- _EXTRACTED ENTRIES_
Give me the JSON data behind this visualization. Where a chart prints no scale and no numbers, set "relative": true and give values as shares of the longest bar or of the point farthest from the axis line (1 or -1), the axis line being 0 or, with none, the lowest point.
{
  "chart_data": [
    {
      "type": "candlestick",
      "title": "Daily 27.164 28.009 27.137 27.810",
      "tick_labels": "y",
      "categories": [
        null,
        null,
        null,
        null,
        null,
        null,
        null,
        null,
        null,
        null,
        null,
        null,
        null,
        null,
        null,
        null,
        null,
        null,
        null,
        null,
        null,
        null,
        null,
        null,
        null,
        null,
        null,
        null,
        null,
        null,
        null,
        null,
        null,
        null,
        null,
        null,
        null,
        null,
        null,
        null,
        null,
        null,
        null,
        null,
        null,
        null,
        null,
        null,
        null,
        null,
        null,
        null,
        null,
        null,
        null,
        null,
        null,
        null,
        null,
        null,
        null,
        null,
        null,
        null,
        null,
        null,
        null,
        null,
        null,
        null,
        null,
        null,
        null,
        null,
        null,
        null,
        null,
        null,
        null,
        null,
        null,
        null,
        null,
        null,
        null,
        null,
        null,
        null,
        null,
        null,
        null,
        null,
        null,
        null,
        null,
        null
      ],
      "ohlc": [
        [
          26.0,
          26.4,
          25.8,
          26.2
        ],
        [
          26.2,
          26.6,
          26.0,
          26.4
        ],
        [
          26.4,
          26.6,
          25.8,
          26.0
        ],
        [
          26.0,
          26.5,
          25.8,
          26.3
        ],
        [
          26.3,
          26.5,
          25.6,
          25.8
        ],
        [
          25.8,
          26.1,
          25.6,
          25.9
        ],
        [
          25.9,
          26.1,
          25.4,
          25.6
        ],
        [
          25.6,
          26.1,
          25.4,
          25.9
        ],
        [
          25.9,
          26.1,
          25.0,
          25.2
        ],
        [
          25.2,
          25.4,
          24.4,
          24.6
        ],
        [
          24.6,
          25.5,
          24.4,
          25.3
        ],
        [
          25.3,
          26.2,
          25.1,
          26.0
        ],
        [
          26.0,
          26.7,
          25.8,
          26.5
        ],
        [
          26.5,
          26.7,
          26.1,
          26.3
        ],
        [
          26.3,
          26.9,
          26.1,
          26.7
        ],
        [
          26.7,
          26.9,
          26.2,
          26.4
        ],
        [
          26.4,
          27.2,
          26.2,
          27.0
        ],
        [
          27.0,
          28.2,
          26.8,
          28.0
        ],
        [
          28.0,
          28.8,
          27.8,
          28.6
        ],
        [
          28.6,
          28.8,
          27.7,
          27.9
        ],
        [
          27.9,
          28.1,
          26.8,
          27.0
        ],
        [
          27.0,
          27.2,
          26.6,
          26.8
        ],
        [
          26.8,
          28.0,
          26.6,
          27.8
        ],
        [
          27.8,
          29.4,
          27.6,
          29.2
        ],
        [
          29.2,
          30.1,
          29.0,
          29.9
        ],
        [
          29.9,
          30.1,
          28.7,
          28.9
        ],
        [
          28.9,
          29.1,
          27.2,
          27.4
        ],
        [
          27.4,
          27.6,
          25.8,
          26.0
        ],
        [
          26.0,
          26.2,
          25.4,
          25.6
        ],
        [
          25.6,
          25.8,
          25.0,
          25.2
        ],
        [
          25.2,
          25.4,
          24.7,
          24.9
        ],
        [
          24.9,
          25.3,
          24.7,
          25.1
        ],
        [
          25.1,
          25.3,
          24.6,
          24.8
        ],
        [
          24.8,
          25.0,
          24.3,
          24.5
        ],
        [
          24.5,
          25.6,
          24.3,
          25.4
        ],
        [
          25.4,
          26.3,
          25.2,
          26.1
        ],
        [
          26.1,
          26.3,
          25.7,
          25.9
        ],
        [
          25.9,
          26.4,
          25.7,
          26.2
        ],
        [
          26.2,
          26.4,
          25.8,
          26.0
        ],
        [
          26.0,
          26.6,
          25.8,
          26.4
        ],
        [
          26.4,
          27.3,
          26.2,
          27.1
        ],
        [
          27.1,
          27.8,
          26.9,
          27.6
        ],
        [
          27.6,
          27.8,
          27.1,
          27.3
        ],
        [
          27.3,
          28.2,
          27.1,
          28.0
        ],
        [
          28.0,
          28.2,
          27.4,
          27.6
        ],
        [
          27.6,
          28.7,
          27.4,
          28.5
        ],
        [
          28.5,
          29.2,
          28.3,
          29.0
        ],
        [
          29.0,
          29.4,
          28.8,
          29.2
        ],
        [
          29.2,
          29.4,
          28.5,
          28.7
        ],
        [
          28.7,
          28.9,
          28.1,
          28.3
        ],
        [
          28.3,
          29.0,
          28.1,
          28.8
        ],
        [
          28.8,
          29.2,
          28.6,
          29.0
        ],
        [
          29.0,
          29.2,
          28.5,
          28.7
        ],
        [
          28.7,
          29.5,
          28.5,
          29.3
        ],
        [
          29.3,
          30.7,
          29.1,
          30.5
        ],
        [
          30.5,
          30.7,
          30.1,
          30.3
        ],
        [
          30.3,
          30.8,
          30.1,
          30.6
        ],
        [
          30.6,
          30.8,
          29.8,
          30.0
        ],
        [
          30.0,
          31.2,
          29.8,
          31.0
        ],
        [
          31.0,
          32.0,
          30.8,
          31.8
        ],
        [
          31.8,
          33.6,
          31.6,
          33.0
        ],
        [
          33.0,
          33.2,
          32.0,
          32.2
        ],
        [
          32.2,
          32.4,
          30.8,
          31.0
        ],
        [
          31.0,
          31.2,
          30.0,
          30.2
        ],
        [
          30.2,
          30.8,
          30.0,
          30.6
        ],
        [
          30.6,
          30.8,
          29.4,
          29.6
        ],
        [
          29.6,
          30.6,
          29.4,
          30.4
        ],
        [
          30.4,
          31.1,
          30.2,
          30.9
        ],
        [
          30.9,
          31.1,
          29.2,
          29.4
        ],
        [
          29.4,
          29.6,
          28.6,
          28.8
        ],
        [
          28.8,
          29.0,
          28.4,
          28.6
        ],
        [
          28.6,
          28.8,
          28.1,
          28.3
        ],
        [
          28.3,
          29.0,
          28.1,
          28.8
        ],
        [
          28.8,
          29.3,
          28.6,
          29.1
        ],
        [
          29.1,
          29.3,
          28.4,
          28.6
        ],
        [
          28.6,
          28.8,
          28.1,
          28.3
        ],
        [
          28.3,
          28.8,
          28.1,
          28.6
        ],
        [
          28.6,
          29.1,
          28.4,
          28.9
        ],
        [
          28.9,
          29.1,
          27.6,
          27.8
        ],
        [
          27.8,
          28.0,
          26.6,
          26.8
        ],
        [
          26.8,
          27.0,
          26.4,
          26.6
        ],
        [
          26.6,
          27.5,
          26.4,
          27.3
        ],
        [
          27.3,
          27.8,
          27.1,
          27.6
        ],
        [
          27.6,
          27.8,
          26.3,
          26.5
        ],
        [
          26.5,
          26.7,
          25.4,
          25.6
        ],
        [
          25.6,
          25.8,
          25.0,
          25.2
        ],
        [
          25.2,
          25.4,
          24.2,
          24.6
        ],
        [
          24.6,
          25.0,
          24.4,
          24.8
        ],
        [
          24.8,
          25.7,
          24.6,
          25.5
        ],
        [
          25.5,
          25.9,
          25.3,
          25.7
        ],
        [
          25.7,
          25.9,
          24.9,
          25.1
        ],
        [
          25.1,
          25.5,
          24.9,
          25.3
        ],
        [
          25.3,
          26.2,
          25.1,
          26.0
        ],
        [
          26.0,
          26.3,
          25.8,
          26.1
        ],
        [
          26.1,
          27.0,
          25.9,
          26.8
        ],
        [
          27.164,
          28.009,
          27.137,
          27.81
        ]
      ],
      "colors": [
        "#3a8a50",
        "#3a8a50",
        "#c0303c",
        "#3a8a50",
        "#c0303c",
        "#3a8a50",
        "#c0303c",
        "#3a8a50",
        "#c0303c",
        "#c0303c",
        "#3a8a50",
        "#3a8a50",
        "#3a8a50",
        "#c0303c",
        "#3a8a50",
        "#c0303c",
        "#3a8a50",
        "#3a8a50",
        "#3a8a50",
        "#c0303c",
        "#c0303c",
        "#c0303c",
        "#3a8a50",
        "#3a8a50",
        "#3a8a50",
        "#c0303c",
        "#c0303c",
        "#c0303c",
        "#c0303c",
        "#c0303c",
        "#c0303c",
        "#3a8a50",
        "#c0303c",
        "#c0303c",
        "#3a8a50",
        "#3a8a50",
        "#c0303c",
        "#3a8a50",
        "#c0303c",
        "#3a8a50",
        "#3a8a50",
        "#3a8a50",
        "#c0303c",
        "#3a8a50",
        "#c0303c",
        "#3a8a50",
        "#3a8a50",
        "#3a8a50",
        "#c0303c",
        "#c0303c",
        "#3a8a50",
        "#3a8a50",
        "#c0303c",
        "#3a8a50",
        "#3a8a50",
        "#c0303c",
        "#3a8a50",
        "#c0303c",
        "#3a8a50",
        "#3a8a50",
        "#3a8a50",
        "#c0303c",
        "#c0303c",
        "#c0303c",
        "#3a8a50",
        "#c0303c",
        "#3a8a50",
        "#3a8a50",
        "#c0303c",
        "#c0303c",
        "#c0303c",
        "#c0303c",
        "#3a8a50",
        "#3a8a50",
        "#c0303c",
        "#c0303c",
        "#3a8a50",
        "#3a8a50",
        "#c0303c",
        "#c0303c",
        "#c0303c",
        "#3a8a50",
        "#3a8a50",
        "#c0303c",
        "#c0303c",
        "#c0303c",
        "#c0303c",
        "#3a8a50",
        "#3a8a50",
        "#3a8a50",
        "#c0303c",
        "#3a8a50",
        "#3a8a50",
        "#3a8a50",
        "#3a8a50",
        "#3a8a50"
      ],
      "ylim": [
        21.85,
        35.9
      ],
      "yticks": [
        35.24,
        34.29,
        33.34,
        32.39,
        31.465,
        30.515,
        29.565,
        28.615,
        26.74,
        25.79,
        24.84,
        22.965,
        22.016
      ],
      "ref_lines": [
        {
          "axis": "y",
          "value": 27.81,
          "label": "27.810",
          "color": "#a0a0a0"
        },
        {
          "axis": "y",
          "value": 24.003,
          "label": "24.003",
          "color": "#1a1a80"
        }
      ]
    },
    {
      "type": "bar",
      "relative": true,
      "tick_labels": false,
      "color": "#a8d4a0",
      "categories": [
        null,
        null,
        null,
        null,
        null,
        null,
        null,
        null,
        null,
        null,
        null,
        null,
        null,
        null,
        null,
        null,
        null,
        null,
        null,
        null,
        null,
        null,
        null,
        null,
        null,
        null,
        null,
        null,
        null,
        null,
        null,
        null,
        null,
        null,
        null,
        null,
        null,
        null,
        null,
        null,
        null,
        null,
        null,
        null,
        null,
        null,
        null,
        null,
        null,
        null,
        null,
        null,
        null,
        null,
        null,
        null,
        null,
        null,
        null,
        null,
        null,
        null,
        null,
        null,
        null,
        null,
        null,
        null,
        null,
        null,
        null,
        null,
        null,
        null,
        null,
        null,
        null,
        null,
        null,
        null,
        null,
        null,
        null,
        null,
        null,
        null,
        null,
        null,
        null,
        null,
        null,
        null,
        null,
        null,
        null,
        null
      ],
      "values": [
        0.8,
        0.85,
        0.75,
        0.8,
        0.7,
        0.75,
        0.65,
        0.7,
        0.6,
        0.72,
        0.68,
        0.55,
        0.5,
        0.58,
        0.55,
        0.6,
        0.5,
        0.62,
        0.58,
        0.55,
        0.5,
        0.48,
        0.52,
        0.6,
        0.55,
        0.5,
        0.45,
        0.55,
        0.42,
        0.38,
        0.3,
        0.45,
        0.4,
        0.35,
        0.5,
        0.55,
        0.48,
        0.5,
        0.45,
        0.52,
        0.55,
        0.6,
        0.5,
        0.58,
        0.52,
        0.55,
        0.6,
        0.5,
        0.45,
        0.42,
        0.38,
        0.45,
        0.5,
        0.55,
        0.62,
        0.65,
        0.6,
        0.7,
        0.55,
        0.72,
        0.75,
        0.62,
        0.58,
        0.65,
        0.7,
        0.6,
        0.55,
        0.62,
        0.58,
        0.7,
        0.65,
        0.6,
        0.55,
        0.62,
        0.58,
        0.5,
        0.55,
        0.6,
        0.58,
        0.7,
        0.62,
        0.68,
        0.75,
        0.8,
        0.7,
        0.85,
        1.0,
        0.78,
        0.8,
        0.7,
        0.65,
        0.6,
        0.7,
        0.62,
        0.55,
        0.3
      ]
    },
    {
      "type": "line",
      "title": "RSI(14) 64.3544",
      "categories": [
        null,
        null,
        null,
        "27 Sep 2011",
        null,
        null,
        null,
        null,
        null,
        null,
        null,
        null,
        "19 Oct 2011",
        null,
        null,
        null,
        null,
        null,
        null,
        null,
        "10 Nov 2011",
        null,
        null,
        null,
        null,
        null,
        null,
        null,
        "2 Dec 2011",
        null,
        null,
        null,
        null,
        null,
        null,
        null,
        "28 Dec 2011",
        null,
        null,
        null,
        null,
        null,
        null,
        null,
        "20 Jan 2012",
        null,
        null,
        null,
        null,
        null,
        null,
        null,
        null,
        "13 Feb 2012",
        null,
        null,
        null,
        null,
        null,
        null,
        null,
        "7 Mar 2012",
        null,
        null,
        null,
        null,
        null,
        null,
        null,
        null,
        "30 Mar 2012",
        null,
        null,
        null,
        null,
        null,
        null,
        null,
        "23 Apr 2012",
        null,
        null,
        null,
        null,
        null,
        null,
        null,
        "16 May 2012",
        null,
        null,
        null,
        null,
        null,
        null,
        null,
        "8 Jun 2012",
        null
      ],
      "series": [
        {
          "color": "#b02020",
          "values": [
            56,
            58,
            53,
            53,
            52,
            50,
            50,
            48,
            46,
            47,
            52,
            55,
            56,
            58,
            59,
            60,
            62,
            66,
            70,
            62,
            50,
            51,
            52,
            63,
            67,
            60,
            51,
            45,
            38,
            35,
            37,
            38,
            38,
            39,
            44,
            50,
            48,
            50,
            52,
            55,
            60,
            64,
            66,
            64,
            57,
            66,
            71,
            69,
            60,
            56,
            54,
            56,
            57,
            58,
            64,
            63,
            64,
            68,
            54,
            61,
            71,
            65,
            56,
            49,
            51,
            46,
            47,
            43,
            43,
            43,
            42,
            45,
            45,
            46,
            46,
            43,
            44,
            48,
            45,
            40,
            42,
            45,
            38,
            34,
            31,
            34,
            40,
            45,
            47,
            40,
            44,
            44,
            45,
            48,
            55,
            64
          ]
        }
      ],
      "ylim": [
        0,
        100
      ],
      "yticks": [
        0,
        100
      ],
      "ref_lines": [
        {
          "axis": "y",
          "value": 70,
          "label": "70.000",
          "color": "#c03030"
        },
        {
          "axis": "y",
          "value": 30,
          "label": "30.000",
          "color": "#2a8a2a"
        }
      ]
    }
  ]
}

- _WHAT YOU HAVE TO DO_
Determine the number of lines in these entries that contain the word "relative", and write only that number.

- _THE RESPONSE_
2